Collected data:
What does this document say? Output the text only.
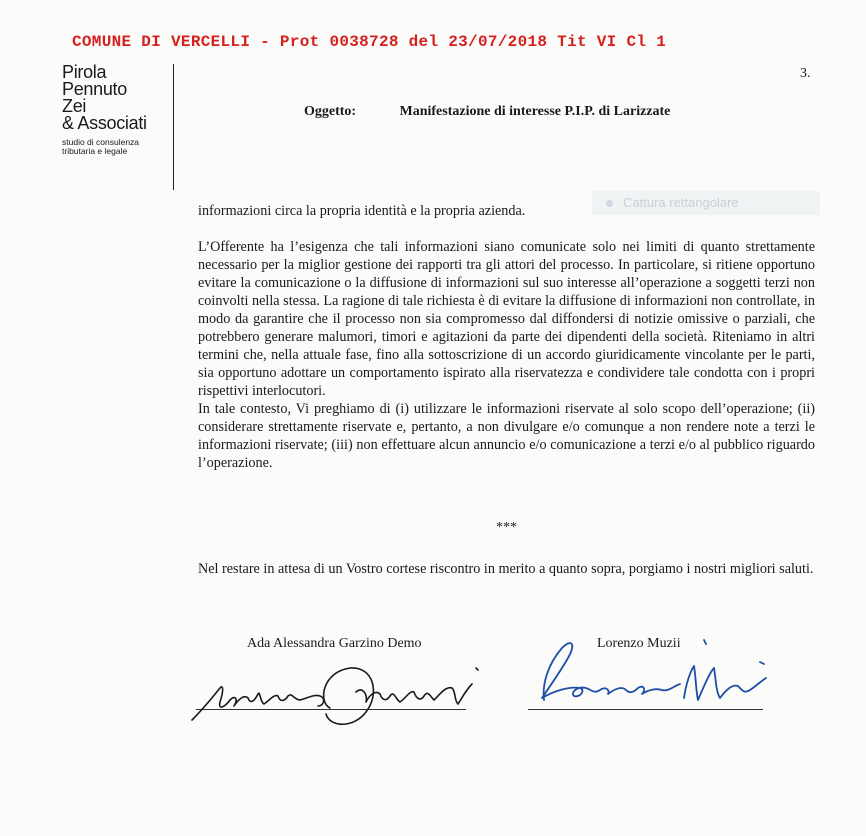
COMUNE DI VERCELLI - Prot 0038728 del 23/07/2018 Tit VI Cl 1
Pirola
Pennuto
Zei
& Associati
studio di consulenza
tributaria e legale
3.
Oggetto:	Manifestazione di interesse P.I.P. di Larizzate
Cattura rettangolare

informazioni circa la propria identità e la propria azienda.

L’Offerente ha l’esigenza che tali informazioni siano comunicate solo nei limiti di quanto strettamente necessario per la miglior gestione dei rapporti tra gli attori del processo. In particolare, si ritiene opportuno evitare la comunicazione o la diffusione di informazioni sul suo interesse all’operazione a soggetti terzi non coinvolti nella stessa. La ragione di tale richiesta è di evitare la diffusione di informazioni non controllate, in modo da garantire che il processo non sia compromesso dal diffondersi di notizie omissive o parziali, che potrebbero generare malumori, timori e agitazioni da parte dei dipendenti della società. Riteniamo in altri termini che, nella attuale fase, fino alla sottoscrizione di un accordo giuridicamente vincolante per le parti, sia opportuno adottare un comportamento ispirato alla riservatezza e condividere tale condotta con i propri rispettivi interlocutori.

In tale contesto, Vi preghiamo di (i) utilizzare le informazioni riservate al solo scopo dell’operazione; (ii) considerare strettamente riservate e, pertanto, a non divulgare e/o comunque a non rendere note a terzi le informazioni riservate; (iii) non effettuare alcun annuncio e/o comunicazione a terzi e/o al pubblico riguardo l’operazione.

***
Nel restare in attesa di un Vostro cortese riscontro in merito a quanto sopra, porgiamo i nostri migliori saluti.
Ada Alessandra Garzino Demo	Lorenzo Muzii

• **STATED PROBLEM**: Omit the pictures and reproduce the listing exactly.

• **REPLY**:
What does this document say? Output the text only.
COMUNE DI VERCELLI - Prot 0038728 del 23/07/2018 Tit VI Cl 1
Pirola
Pennuto
Zei
& Associati
studio di consulenza
tributaria e legale
3.
Oggetto:	Manifestazione di interesse P.I.P. di Larizzate
Cattura rettangolare

informazioni circa la propria identità e la propria azienda.

L’Offerente ha l’esigenza che tali informazioni siano comunicate solo nei limiti di quanto strettamente necessario per la miglior gestione dei rapporti tra gli attori del processo. In particolare, si ritiene opportuno evitare la comunicazione o la diffusione di informazioni sul suo interesse all’operazione a soggetti terzi non coinvolti nella stessa. La ragione di tale richiesta è di evitare la diffusione di informazioni non controllate, in modo da garantire che il processo non sia compromesso dal diffondersi di notizie omissive o parziali, che potrebbero generare malumori, timori e agitazioni da parte dei dipendenti della società. Riteniamo in altri termini che, nella attuale fase, fino alla sottoscrizione di un accordo giuridicamente vincolante per le parti, sia opportuno adottare un comportamento ispirato alla riservatezza e condividere tale condotta con i propri rispettivi interlocutori.

In tale contesto, Vi preghiamo di (i) utilizzare le informazioni riservate al solo scopo dell’operazione; (ii) considerare strettamente riservate e, pertanto, a non divulgare e/o comunque a non rendere note a terzi le informazioni riservate; (iii) non effettuare alcun annuncio e/o comunicazione a terzi e/o al pubblico riguardo l’operazione.

***
Nel restare in attesa di un Vostro cortese riscontro in merito a quanto sopra, porgiamo i nostri migliori saluti.
Ada Alessandra Garzino Demo	Lorenzo Muzii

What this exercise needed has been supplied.